▸ **Aim**
Please repeat all of the lines that follow, exactly as written.

Entries with figure data
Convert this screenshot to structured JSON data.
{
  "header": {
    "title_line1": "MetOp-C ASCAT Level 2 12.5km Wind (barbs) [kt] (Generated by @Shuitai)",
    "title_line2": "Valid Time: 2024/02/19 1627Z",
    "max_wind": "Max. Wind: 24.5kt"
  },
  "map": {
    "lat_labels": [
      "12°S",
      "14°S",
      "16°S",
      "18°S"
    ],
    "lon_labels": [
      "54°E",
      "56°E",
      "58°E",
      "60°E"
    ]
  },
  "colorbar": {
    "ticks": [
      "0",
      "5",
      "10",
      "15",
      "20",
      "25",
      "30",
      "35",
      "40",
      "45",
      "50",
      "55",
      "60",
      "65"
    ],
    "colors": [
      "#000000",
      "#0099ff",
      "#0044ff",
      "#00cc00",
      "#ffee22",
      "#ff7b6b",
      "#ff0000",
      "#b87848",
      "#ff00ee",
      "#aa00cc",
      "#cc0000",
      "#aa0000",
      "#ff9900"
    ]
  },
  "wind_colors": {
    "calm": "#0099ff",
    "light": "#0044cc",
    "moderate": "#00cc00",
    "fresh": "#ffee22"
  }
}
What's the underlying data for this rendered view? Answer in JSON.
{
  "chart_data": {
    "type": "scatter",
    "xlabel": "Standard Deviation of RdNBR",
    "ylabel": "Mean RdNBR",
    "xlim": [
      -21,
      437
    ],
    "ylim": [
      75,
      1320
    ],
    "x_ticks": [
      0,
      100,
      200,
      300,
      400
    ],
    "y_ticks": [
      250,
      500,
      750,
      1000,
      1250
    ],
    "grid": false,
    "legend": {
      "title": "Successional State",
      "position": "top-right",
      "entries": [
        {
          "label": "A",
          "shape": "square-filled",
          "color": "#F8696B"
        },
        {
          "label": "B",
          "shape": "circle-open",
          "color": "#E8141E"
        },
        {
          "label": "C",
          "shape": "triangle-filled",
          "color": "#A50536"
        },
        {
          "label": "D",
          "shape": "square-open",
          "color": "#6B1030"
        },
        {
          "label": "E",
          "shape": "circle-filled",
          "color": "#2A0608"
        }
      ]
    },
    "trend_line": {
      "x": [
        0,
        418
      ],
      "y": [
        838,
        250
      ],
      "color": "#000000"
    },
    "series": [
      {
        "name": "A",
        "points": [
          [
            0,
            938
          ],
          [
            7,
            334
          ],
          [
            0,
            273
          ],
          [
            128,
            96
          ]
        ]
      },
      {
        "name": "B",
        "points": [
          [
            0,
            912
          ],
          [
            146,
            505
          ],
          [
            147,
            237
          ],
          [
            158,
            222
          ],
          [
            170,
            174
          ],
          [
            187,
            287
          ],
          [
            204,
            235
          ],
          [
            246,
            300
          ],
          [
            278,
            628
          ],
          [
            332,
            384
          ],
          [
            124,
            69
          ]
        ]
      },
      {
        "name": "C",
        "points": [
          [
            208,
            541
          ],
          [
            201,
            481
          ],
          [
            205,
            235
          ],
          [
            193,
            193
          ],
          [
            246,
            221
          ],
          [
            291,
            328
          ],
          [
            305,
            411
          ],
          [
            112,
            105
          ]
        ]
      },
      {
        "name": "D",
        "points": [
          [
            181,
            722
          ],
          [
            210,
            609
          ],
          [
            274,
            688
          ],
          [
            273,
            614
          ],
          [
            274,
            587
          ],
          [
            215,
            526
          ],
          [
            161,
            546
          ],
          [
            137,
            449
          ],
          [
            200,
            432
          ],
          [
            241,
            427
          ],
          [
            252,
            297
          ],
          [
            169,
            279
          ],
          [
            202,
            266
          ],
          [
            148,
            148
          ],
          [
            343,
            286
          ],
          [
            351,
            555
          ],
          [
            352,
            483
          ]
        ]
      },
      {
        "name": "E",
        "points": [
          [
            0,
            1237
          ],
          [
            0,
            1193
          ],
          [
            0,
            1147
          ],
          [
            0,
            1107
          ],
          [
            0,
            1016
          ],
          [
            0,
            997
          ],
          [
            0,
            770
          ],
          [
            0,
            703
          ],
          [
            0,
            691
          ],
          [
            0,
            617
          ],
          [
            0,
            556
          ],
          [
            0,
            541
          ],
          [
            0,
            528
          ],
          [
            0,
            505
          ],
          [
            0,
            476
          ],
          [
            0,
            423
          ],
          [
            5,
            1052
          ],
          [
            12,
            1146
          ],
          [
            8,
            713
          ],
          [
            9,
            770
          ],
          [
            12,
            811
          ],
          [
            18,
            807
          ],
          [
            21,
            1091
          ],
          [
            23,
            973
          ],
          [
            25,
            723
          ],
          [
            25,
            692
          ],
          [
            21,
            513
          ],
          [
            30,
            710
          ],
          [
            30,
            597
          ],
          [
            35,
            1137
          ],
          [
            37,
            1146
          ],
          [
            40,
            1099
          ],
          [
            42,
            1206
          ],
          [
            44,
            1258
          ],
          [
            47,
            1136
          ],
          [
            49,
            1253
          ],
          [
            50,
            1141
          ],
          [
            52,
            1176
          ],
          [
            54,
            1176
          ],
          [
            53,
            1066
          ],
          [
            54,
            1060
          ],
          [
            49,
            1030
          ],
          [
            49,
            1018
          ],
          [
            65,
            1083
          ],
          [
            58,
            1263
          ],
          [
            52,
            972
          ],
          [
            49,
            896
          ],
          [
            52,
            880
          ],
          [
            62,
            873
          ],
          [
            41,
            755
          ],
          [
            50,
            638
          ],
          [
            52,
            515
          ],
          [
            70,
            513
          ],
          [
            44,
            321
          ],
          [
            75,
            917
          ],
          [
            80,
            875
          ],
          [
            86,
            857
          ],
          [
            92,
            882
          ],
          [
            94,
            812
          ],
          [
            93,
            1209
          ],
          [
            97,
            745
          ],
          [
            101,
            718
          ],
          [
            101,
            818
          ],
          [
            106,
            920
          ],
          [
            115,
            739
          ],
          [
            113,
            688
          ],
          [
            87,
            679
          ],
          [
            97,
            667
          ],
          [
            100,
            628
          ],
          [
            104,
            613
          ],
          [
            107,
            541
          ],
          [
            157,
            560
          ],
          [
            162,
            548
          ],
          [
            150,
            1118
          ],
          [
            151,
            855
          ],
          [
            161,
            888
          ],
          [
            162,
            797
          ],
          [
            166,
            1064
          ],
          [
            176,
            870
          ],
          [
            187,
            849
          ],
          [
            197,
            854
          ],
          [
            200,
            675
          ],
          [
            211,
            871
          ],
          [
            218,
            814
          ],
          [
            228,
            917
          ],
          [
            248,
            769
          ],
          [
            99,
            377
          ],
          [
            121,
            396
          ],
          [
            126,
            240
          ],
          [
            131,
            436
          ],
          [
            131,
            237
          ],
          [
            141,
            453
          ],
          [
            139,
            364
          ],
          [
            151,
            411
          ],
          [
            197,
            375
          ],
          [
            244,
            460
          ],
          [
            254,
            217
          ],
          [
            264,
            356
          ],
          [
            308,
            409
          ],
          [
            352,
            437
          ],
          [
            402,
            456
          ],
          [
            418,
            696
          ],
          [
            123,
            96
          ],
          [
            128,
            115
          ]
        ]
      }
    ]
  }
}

▸ **Result for this task**
Convert this screenshot to structured JSON data.
{
  "header": {
    "title_line1": "MetOp-C ASCAT Level 2 12.5km Wind (barbs) [kt] (Generated by @Shuitai)",
    "title_line2": "Valid Time: 2024/02/19 1627Z",
    "max_wind": "Max. Wind: 24.5kt"
  },
  "map": {
    "lat_labels": [
      "12°S",
      "14°S",
      "16°S",
      "18°S"
    ],
    "lon_labels": [
      "54°E",
      "56°E",
      "58°E",
      "60°E"
    ]
  },
  "colorbar": {
    "ticks": [
      "0",
      "5",
      "10",
      "15",
      "20",
      "25",
      "30",
      "35",
      "40",
      "45",
      "50",
      "55",
      "60",
      "65"
    ],
    "colors": [
      "#000000",
      "#0099ff",
      "#0044ff",
      "#00cc00",
      "#ffee22",
      "#ff7b6b",
      "#ff0000",
      "#b87848",
      "#ff00ee",
      "#aa00cc",
      "#cc0000",
      "#aa0000",
      "#ff9900"
    ]
  },
  "wind_colors": {
    "calm": "#0099ff",
    "light": "#0044cc",
    "moderate": "#00cc00",
    "fresh": "#ffee22"
  }
}
What's the underlying data for this rendered view? Answer in JSON.
{
  "chart_data": {
    "type": "scatter",
    "xlabel": "Standard Deviation of RdNBR",
    "ylabel": "Mean RdNBR",
    "xlim": [
      -21,
      437
    ],
    "ylim": [
      75,
      1320
    ],
    "x_ticks": [
      0,
      100,
      200,
      300,
      400
    ],
    "y_ticks": [
      250,
      500,
      750,
      1000,
      1250
    ],
    "grid": false,
    "legend": {
      "title": "Successional State",
      "position": "top-right",
      "entries": [
        {
          "label": "A",
          "shape": "square-filled",
          "color": "#F8696B"
        },
        {
          "label": "B",
          "shape": "circle-open",
          "color": "#E8141E"
        },
        {
          "label": "C",
          "shape": "triangle-filled",
          "color": "#A50536"
        },
        {
          "label": "D",
          "shape": "square-open",
          "color": "#6B1030"
        },
        {
          "label": "E",
          "shape": "circle-filled",
          "color": "#2A0608"
        }
      ]
    },
    "trend_line": {
      "x": [
        0,
        418
      ],
      "y": [
        838,
        250
      ],
      "color": "#000000"
    },
    "series": [
      {
        "name": "A",
        "points": [
          [
            0,
            938
          ],
          [
            7,
            334
          ],
          [
            0,
            273
          ],
          [
            128,
            96
          ]
        ]
      },
      {
        "name": "B",
        "points": [
          [
            0,
            912
          ],
          [
            146,
            505
          ],
          [
            147,
            237
          ],
          [
            158,
            222
          ],
          [
            170,
            174
          ],
          [
            187,
            287
          ],
          [
            204,
            235
          ],
          [
            246,
            300
          ],
          [
            278,
            628
          ],
          [
            332,
            384
          ],
          [
            124,
            69
          ]
        ]
      },
      {
        "name": "C",
        "points": [
          [
            208,
            541
          ],
          [
            201,
            481
          ],
          [
            205,
            235
          ],
          [
            193,
            193
          ],
          [
            246,
            221
          ],
          [
            291,
            328
          ],
          [
            305,
            411
          ],
          [
            112,
            105
          ]
        ]
      },
      {
        "name": "D",
        "points": [
          [
            181,
            722
          ],
          [
            210,
            609
          ],
          [
            274,
            688
          ],
          [
            273,
            614
          ],
          [
            274,
            587
          ],
          [
            215,
            526
          ],
          [
            161,
            546
          ],
          [
            137,
            449
          ],
          [
            200,
            432
          ],
          [
            241,
            427
          ],
          [
            252,
            297
          ],
          [
            169,
            279
          ],
          [
            202,
            266
          ],
          [
            148,
            148
          ],
          [
            343,
            286
          ],
          [
            351,
            555
          ],
          [
            352,
            483
          ]
        ]
      },
      {
        "name": "E",
        "points": [
          [
            0,
            1237
          ],
          [
            0,
            1193
          ],
          [
            0,
            1147
          ],
          [
            0,
            1107
          ],
          [
            0,
            1016
          ],
          [
            0,
            997
          ],
          [
            0,
            770
          ],
          [
            0,
            703
          ],
          [
            0,
            691
          ],
          [
            0,
            617
          ],
          [
            0,
            556
          ],
          [
            0,
            541
          ],
          [
            0,
            528
          ],
          [
            0,
            505
          ],
          [
            0,
            476
          ],
          [
            0,
            423
          ],
          [
            5,
            1052
          ],
          [
            12,
            1146
          ],
          [
            8,
            713
          ],
          [
            9,
            770
          ],
          [
            12,
            811
          ],
          [
            18,
            807
          ],
          [
            21,
            1091
          ],
          [
            23,
            973
          ],
          [
            25,
            723
          ],
          [
            25,
            692
          ],
          [
            21,
            513
          ],
          [
            30,
            710
          ],
          [
            30,
            597
          ],
          [
            35,
            1137
          ],
          [
            37,
            1146
          ],
          [
            40,
            1099
          ],
          [
            42,
            1206
          ],
          [
            44,
            1258
          ],
          [
            47,
            1136
          ],
          [
            49,
            1253
          ],
          [
            50,
            1141
          ],
          [
            52,
            1176
          ],
          [
            54,
            1176
          ],
          [
            53,
            1066
          ],
          [
            54,
            1060
          ],
          [
            49,
            1030
          ],
          [
            49,
            1018
          ],
          [
            65,
            1083
          ],
          [
            58,
            1263
          ],
          [
            52,
            972
          ],
          [
            49,
            896
          ],
          [
            52,
            880
          ],
          [
            62,
            873
          ],
          [
            41,
            755
          ],
          [
            50,
            638
          ],
          [
            52,
            515
          ],
          [
            70,
            513
          ],
          [
            44,
            321
          ],
          [
            75,
            917
          ],
          [
            80,
            875
          ],
          [
            86,
            857
          ],
          [
            92,
            882
          ],
          [
            94,
            812
          ],
          [
            93,
            1209
          ],
          [
            97,
            745
          ],
          [
            101,
            718
          ],
          [
            101,
            818
          ],
          [
            106,
            920
          ],
          [
            115,
            739
          ],
          [
            113,
            688
          ],
          [
            87,
            679
          ],
          [
            97,
            667
          ],
          [
            100,
            628
          ],
          [
            104,
            613
          ],
          [
            107,
            541
          ],
          [
            157,
            560
          ],
          [
            162,
            548
          ],
          [
            150,
            1118
          ],
          [
            151,
            855
          ],
          [
            161,
            888
          ],
          [
            162,
            797
          ],
          [
            166,
            1064
          ],
          [
            176,
            870
          ],
          [
            187,
            849
          ],
          [
            197,
            854
          ],
          [
            200,
            675
          ],
          [
            211,
            871
          ],
          [
            218,
            814
          ],
          [
            228,
            917
          ],
          [
            248,
            769
          ],
          [
            99,
            377
          ],
          [
            121,
            396
          ],
          [
            126,
            240
          ],
          [
            131,
            436
          ],
          [
            131,
            237
          ],
          [
            141,
            453
          ],
          [
            139,
            364
          ],
          [
            151,
            411
          ],
          [
            197,
            375
          ],
          [
            244,
            460
          ],
          [
            254,
            217
          ],
          [
            264,
            356
          ],
          [
            308,
            409
          ],
          [
            352,
            437
          ],
          [
            402,
            456
          ],
          [
            418,
            696
          ],
          [
            123,
            96
          ],
          [
            128,
            115
          ]
        ]
      }
    ]
  }
}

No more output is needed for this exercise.